• [Task to carry out]:
Nothing may be dropped or altered: reproduce all the data.

Stored dataset items:
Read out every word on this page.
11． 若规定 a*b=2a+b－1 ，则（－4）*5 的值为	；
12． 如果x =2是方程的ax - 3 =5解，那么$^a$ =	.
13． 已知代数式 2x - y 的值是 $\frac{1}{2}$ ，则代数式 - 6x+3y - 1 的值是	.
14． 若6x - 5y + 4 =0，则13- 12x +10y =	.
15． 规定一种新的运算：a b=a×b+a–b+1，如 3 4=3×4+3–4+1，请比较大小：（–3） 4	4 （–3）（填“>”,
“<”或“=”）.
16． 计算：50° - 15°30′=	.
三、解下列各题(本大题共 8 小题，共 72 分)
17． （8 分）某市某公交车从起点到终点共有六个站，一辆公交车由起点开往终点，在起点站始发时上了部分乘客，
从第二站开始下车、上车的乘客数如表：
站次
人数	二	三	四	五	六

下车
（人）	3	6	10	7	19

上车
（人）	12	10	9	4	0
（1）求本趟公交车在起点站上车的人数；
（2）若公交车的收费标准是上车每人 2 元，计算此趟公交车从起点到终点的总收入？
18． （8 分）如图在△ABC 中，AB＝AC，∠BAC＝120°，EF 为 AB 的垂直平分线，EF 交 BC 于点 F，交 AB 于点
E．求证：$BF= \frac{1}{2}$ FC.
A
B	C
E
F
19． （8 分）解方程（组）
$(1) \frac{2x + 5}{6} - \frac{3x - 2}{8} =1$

• [Task answer]:
Read out every word on this page.
11． 若规定 a*b=2a+b－1 ，则（－4）*5 的值为	；
12． 如果x =2是方程的ax - 3 =5解，那么$^a$ =	.
13． 已知代数式 2x - y 的值是 $\frac{1}{2}$ ，则代数式 - 6x+3y - 1 的值是	.
14． 若6x - 5y + 4 =0，则13- 12x +10y =	.
15． 规定一种新的运算：a b=a×b+a–b+1，如 3 4=3×4+3–4+1，请比较大小：（–3） 4	4 （–3）（填“>”,
“<”或“=”）.
16． 计算：50° - 15°30′=	.
三、解下列各题(本大题共 8 小题，共 72 分)
17． （8 分）某市某公交车从起点到终点共有六个站，一辆公交车由起点开往终点，在起点站始发时上了部分乘客，
从第二站开始下车、上车的乘客数如表：
站次
人数	二	三	四	五	六

下车
（人）	3	6	10	7	19

上车
（人）	12	10	9	4	0
（1）求本趟公交车在起点站上车的人数；
（2）若公交车的收费标准是上车每人 2 元，计算此趟公交车从起点到终点的总收入？
18． （8 分）如图在△ABC 中，AB＝AC，∠BAC＝120°，EF 为 AB 的垂直平分线，EF 交 BC 于点 F，交 AB 于点
E．求证：$BF= \frac{1}{2}$ FC.
A
B	C
E
F
19． （8 分）解方程（组）
$(1) \frac{2x + 5}{6} - \frac{3x - 2}{8} =1$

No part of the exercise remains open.